__Stated problem__:
Find every line in the records below that holds the word "provides" and copy it.

[Dataset excerpts]
###

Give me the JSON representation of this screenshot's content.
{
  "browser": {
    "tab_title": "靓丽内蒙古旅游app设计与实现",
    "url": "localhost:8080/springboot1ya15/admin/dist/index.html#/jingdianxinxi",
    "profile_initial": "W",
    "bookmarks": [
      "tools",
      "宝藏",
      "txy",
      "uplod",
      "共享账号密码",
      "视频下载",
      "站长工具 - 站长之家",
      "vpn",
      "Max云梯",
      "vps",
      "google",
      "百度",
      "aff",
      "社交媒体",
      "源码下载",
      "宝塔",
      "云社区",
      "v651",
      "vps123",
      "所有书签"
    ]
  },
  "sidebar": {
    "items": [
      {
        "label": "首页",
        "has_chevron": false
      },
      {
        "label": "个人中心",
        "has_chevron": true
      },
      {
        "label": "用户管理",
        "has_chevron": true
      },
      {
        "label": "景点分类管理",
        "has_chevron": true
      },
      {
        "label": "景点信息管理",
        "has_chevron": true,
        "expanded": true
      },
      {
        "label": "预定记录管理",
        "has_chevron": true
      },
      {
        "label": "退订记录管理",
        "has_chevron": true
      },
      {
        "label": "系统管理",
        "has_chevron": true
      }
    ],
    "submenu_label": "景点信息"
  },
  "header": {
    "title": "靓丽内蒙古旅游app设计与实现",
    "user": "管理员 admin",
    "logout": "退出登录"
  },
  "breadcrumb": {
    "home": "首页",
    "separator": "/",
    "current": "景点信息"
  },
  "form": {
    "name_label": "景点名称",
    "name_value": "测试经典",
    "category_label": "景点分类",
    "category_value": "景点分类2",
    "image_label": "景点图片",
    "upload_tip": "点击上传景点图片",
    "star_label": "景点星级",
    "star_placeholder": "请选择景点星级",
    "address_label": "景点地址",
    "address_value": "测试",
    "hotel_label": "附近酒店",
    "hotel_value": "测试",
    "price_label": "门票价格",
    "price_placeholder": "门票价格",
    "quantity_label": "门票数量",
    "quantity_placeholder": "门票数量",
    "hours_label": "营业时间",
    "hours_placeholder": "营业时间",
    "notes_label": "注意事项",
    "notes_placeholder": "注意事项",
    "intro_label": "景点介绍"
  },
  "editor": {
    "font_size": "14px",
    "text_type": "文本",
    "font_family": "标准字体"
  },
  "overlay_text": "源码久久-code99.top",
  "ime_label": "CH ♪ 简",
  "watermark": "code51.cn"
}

###

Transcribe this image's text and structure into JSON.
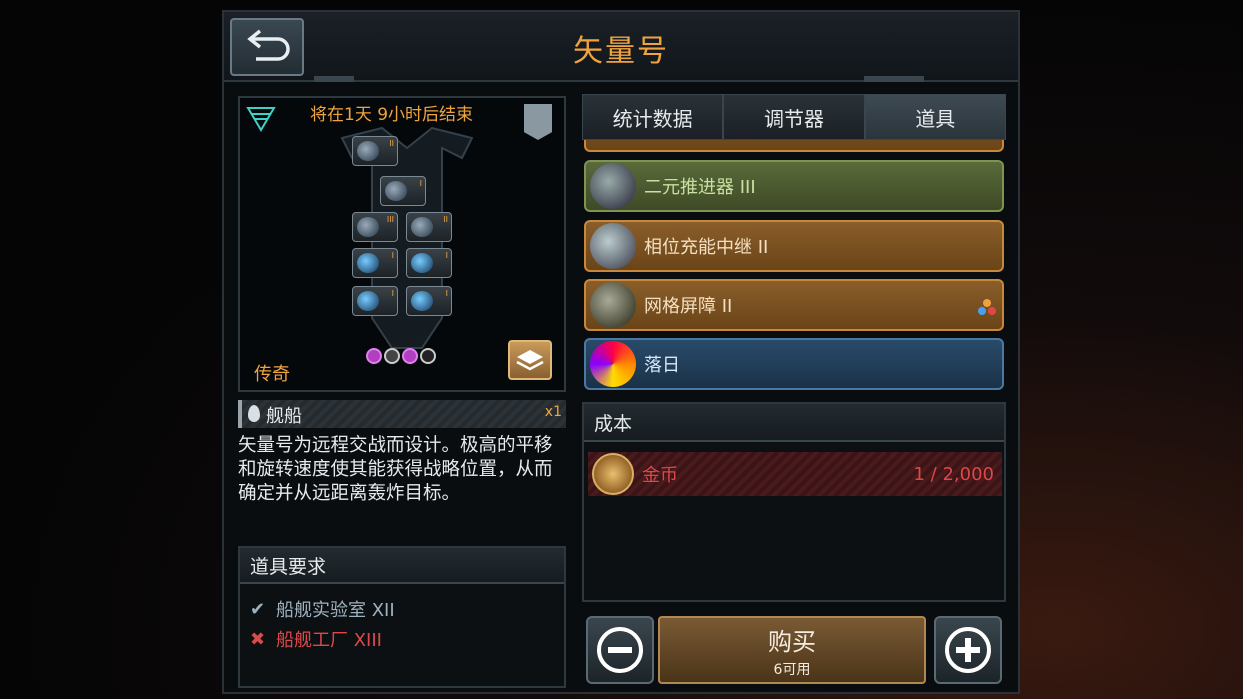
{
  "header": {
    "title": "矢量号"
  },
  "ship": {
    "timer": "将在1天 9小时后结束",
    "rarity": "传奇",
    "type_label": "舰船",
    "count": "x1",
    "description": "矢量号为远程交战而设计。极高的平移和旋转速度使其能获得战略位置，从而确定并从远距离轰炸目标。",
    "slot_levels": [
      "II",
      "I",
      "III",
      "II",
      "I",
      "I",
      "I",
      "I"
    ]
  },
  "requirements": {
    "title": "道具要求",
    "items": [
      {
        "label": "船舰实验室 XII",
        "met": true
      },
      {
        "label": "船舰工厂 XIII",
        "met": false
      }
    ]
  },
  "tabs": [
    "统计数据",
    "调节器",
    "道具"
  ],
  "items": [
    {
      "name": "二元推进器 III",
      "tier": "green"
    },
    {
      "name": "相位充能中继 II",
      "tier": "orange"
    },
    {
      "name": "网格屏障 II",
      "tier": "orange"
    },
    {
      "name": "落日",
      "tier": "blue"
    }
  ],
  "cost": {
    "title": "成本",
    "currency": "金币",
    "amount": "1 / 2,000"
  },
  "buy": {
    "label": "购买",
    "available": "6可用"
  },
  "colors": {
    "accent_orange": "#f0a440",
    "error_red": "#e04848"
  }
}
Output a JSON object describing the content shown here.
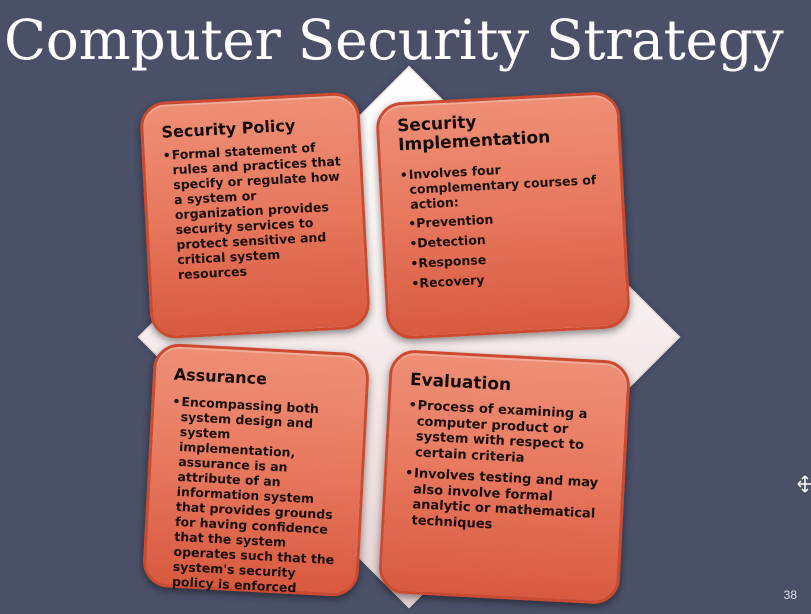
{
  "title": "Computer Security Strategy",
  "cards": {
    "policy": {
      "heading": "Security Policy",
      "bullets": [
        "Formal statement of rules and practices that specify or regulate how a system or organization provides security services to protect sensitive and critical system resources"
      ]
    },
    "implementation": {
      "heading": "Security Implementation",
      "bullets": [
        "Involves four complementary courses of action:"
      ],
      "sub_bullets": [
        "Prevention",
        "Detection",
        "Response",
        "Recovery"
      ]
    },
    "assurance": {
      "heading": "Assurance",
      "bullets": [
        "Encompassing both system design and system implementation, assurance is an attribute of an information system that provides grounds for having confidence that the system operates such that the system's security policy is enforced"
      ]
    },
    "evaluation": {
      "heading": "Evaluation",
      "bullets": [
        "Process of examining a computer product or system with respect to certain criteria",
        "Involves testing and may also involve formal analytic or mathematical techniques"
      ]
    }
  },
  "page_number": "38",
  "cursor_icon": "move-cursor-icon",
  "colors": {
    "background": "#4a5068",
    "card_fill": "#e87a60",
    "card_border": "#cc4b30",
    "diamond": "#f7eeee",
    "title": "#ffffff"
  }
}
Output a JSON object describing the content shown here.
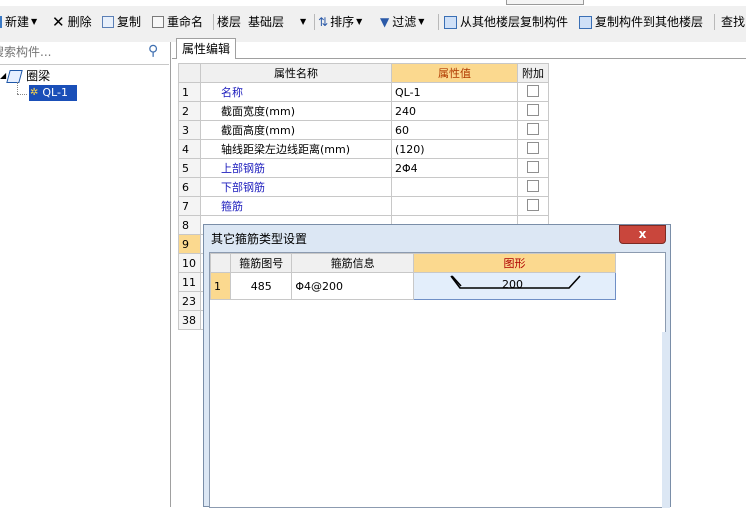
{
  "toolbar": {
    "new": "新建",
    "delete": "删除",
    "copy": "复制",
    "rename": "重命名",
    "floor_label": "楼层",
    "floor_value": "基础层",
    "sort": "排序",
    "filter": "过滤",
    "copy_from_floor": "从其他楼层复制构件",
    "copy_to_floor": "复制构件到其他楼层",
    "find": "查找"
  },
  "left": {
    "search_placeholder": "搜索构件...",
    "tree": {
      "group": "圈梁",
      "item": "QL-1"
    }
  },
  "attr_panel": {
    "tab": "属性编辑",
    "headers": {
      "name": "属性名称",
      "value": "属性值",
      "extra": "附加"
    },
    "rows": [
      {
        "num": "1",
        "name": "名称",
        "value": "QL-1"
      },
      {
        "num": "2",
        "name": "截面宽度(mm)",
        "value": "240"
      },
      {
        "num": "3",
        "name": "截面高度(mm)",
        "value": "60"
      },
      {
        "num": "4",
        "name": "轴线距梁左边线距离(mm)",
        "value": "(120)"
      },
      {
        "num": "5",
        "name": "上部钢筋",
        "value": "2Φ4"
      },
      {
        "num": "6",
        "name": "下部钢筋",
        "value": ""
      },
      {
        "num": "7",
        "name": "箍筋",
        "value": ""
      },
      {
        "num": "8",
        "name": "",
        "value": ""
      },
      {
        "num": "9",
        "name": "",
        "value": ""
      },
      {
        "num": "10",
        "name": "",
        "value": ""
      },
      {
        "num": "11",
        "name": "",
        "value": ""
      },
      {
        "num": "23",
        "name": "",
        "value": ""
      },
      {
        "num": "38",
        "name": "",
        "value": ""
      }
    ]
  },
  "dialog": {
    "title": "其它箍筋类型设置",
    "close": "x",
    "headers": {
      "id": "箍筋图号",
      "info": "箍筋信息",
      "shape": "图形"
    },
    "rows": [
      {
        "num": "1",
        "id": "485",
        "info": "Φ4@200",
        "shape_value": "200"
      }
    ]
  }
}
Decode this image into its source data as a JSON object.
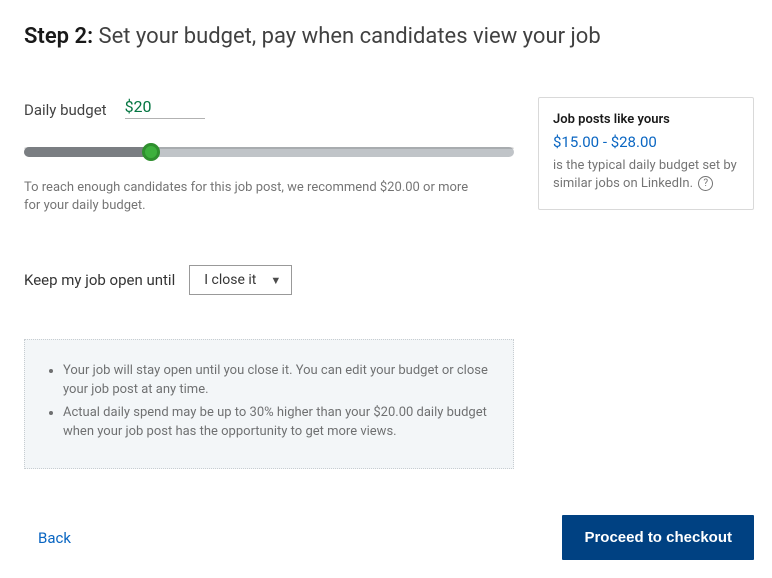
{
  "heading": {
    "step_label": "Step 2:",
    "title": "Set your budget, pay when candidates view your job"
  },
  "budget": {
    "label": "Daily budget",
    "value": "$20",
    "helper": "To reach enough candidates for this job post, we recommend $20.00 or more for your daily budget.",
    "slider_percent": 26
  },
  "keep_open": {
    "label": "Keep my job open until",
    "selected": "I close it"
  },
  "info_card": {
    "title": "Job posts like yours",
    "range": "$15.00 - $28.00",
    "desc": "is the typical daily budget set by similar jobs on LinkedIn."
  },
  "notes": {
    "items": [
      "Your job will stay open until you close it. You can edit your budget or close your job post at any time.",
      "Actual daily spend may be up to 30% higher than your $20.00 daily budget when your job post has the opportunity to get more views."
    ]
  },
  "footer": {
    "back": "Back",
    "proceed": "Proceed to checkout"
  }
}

###

__Correct answer__:
        "Formal statement of rules and practices that specify or regulate how a system or organization provides security services to protect sensitive and critical system resources"
        "Encompassing both system design and system implementation, assurance is an attribute of an information system that provides grounds for having confidence that the system operates such that the system's security policy is enforced"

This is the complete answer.